Given problem:
Can you transcribe every entry word for word, skipping the images?

Stored entries
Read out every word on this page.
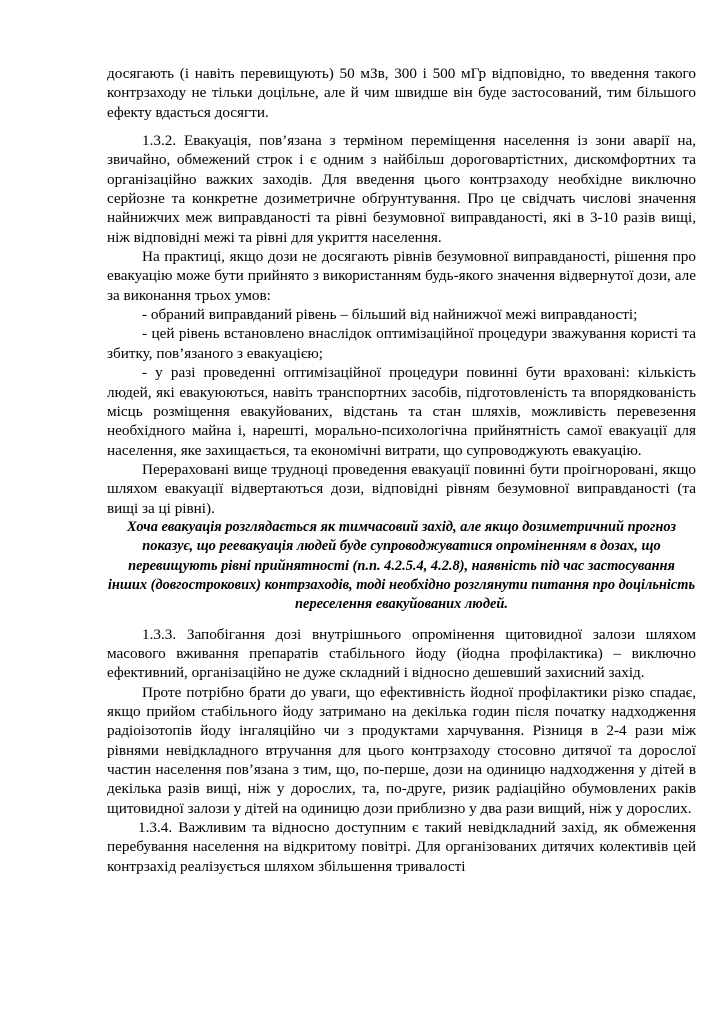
досягають (і навіть перевищують) 50 мЗв, 300 і 500 мГр відповідно, то введення такого контрзаходу не тільки доцільне, але й чим швидше він буде застосований, тим більшого ефекту вдасться досягти.

1.3.2. Евакуація, пов’язана з терміном переміщення населення із зони аварії на, звичайно, обмежений строк і є одним з найбільш дороговартістних, дискомфортних та організаційно важких заходів. Для введення цього контрзаходу необхідне виключно серйозне та конкретне дозиметричне обґрунтування. Про це свідчать числові значення найнижчих меж виправданості та рівні безумовної виправданості, які в 3-10 разів вищі, ніж відповідні межі та рівні для укриття населення.

На практиці, якщо дози не досягають рівнів безумовної виправданості, рішення про евакуацію може бути прийнято з використанням будь-якого значення відвернутої дози, але за виконання трьох умов:

- обраний виправданий рівень – більший від найнижчої межі виправданості;

- цей рівень встановлено внаслідок оптимізаційної процедури зважування користі та збитку, пов’язаного з евакуацією;

- у разі проведенні оптимізаційної процедури повинні бути враховані: кількість людей, які евакуюються, навіть транспортних засобів, підготовленість та впорядкованість місць розміщення евакуйованих, відстань та стан шляхів, можливість перевезення необхідного майна і, нарешті, морально-психологічна прийнятність самої евакуації для населення, яке захищається, та економічні витрати, що супроводжують евакуацію.

Перераховані вище трудноці проведення евакуації повинні бути проігноровані, якщо шляхом евакуації відвертаються дози, відповідні рівням безумовної виправданості (та вищі за ці рівні).

Хоча евакуація розглядається як тимчасовий захід, але якщо дозиметричний прогноз показує, що реевакуація людей буде супроводжуватися опроміненням в дозах, що перевищують рівні прийнятності (п.п. 4.2.5.4, 4.2.8), наявність під час застосування інших (довгострокових) контрзаходів, тоді необхідно розглянути питання про доцільність переселення евакуйованих людей.

1.3.3. Запобігання дозі внутрішнього опромінення щитовидної залози шляхом масового вживання препаратів стабільного йоду (йодна профілактика) – виключно ефективний, організаційно не дуже складний і відносно дешевший захисний захід.

Проте потрібно брати до уваги, що ефективність йодної профілактики різко спадає, якщо прийом стабільного йоду затримано на декілька годин після початку надходження радіоізотопів йоду інгаляційно чи з продуктами харчування. Різниця в 2-4 рази між рівнями невідкладного втручання для цього контрзаходу стосовно дитячої та дорослої частин населення пов’язана з тим, що, по-перше, дози на одиницю надходження у дітей в декілька разів вищі, ніж у дорослих, та, по-друге, ризик радіаційно обумовлених раків щитовидної залози у дітей на одиницю дози приблизно у два рази вищий, ніж у дорослих.

1.3.4. Важливим та відносно доступним є такий невідкладний захід, як обмеження перебування населення на відкритому повітрі. Для організованих дитячих колективів цей контрзахід реалізується шляхом збільшення тривалості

Right answer:
Read out every word on this page.
досягають (і навіть перевищують) 50 мЗв, 300 і 500 мГр відповідно, то введення такого контрзаходу не тільки доцільне, але й чим швидше він буде застосований, тим більшого ефекту вдасться досягти.

1.3.2. Евакуація, пов’язана з терміном переміщення населення із зони аварії на, звичайно, обмежений строк і є одним з найбільш дороговартістних, дискомфортних та організаційно важких заходів. Для введення цього контрзаходу необхідне виключно серйозне та конкретне дозиметричне обґрунтування. Про це свідчать числові значення найнижчих меж виправданості та рівні безумовної виправданості, які в 3-10 разів вищі, ніж відповідні межі та рівні для укриття населення.

На практиці, якщо дози не досягають рівнів безумовної виправданості, рішення про евакуацію може бути прийнято з використанням будь-якого значення відвернутої дози, але за виконання трьох умов:

- обраний виправданий рівень – більший від найнижчої межі виправданості;

- цей рівень встановлено внаслідок оптимізаційної процедури зважування користі та збитку, пов’язаного з евакуацією;

- у разі проведенні оптимізаційної процедури повинні бути враховані: кількість людей, які евакуюються, навіть транспортних засобів, підготовленість та впорядкованість місць розміщення евакуйованих, відстань та стан шляхів, можливість перевезення необхідного майна і, нарешті, морально-психологічна прийнятність самої евакуації для населення, яке захищається, та економічні витрати, що супроводжують евакуацію.

Перераховані вище трудноці проведення евакуації повинні бути проігноровані, якщо шляхом евакуації відвертаються дози, відповідні рівням безумовної виправданості (та вищі за ці рівні).

Хоча евакуація розглядається як тимчасовий захід, але якщо дозиметричний прогноз показує, що реевакуація людей буде супроводжуватися опроміненням в дозах, що перевищують рівні прийнятності (п.п. 4.2.5.4, 4.2.8), наявність під час застосування інших (довгострокових) контрзаходів, тоді необхідно розглянути питання про доцільність переселення евакуйованих людей.

1.3.3. Запобігання дозі внутрішнього опромінення щитовидної залози шляхом масового вживання препаратів стабільного йоду (йодна профілактика) – виключно ефективний, організаційно не дуже складний і відносно дешевший захисний захід.

Проте потрібно брати до уваги, що ефективність йодної профілактики різко спадає, якщо прийом стабільного йоду затримано на декілька годин після початку надходження радіоізотопів йоду інгаляційно чи з продуктами харчування. Різниця в 2-4 рази між рівнями невідкладного втручання для цього контрзаходу стосовно дитячої та дорослої частин населення пов’язана з тим, що, по-перше, дози на одиницю надходження у дітей в декілька разів вищі, ніж у дорослих, та, по-друге, ризик радіаційно обумовлених раків щитовидної залози у дітей на одиницю дози приблизно у два рази вищий, ніж у дорослих.

1.3.4. Важливим та відносно доступним є такий невідкладний захід, як обмеження перебування населення на відкритому повітрі. Для організованих дитячих колективів цей контрзахід реалізується шляхом збільшення тривалості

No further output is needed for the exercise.